## STORED DATA
────
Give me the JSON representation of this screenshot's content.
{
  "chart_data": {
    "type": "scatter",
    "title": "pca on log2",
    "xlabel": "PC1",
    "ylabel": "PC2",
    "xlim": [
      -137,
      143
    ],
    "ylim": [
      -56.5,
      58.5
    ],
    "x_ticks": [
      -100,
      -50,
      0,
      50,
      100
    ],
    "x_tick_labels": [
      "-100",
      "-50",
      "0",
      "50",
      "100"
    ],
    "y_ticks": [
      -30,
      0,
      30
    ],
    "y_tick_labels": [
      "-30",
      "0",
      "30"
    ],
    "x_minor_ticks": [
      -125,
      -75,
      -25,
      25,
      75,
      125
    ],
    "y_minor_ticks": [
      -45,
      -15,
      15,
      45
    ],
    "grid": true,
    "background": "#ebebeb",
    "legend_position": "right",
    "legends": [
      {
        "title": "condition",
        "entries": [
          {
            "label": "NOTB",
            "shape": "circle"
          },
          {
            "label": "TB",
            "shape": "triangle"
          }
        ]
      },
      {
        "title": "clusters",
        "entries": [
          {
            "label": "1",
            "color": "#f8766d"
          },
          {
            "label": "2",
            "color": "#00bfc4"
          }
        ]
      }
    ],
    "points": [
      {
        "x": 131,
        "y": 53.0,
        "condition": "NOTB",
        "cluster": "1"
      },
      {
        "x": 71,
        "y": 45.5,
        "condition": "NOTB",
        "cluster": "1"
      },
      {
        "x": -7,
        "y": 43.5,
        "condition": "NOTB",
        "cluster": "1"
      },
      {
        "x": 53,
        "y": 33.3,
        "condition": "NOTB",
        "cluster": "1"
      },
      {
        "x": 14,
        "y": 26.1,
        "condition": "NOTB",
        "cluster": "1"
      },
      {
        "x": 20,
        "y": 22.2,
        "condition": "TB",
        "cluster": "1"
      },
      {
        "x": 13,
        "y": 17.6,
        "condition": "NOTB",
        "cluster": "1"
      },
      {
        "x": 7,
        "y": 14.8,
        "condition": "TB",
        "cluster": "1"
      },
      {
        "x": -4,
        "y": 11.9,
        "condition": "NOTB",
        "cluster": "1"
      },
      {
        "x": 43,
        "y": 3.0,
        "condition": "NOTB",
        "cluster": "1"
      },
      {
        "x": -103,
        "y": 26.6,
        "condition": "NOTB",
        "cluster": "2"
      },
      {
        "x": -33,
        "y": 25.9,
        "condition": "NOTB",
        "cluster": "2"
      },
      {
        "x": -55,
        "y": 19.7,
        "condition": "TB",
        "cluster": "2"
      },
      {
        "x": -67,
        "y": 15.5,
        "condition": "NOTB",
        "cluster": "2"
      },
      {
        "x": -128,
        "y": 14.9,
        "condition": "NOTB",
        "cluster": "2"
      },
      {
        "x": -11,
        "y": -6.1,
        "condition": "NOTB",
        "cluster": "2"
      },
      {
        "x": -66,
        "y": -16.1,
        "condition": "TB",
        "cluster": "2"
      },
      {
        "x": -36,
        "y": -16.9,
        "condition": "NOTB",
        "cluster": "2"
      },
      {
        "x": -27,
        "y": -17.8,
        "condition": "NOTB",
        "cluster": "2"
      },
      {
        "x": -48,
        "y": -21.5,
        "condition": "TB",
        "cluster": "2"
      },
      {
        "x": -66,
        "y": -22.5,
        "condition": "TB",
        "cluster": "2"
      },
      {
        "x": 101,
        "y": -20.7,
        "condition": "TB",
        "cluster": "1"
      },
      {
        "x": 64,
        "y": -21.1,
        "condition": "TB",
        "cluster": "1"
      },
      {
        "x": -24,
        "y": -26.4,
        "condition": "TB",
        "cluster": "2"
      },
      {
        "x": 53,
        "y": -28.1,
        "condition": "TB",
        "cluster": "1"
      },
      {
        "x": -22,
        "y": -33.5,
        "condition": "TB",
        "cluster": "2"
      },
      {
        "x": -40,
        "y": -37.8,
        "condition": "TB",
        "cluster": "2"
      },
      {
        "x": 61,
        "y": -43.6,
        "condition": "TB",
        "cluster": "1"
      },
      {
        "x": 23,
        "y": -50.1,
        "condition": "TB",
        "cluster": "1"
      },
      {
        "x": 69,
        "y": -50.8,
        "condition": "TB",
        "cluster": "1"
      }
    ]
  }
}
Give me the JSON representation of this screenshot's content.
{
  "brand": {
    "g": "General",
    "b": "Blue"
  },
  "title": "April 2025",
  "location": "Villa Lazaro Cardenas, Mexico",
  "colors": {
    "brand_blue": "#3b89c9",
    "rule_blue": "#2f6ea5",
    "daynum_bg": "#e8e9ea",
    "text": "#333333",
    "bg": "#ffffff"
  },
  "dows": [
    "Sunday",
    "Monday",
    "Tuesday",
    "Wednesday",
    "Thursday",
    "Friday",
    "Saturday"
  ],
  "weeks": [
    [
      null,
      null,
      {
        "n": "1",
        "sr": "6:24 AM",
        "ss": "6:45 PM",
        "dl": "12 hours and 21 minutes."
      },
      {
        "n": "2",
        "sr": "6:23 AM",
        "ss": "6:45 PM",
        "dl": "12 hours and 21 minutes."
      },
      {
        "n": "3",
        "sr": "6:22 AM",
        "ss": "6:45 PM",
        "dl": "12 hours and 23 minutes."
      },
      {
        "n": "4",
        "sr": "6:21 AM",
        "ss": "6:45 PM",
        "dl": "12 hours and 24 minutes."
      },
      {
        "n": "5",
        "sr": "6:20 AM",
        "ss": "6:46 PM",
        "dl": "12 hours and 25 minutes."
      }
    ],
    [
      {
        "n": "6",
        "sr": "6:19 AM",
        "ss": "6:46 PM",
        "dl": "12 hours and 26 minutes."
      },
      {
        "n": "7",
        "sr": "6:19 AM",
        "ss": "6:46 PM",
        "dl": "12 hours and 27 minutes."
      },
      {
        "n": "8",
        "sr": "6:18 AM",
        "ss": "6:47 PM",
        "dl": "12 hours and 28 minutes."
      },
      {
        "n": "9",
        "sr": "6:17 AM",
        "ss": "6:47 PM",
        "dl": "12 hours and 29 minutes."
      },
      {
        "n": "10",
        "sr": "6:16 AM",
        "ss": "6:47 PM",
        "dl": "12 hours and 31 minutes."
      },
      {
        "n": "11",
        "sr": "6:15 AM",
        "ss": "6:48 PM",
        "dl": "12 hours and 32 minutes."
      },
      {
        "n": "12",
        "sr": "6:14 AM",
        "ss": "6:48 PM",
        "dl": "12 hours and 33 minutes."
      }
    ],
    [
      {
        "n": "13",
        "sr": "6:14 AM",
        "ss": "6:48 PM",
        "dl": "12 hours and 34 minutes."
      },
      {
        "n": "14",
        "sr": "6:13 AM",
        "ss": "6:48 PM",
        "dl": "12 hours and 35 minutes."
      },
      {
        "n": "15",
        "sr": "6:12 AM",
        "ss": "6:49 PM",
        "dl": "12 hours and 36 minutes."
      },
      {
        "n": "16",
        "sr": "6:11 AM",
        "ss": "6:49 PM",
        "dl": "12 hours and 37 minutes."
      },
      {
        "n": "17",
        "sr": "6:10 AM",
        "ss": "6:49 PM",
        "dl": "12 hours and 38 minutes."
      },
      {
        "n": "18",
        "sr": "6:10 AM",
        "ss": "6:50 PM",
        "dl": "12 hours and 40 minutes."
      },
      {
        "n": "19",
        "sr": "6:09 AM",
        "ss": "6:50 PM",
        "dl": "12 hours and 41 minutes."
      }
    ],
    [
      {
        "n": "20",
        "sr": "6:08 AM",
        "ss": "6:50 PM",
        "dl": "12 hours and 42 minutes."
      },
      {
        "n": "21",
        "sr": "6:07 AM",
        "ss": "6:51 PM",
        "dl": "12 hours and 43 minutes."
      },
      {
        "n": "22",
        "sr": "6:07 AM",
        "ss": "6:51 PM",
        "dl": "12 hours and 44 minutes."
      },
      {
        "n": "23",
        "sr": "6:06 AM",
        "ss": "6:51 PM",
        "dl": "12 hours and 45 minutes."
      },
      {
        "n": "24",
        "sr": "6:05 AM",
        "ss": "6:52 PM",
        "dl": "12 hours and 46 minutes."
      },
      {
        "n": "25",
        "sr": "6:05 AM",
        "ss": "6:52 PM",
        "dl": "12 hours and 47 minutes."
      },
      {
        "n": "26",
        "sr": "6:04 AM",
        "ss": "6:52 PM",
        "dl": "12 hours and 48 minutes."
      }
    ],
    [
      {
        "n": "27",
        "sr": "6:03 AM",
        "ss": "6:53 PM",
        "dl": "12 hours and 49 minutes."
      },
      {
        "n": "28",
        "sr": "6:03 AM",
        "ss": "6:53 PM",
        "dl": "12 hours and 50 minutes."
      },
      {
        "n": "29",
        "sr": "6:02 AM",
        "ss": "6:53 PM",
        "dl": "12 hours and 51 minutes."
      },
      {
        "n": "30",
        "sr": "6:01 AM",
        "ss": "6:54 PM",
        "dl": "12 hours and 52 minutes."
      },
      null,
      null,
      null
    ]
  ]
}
────
## DIRECTIONS FOR THIS TASK
From the data above, work out how many lines contain the string "title" and reply with only the number.

## CORRECT ANSWER
4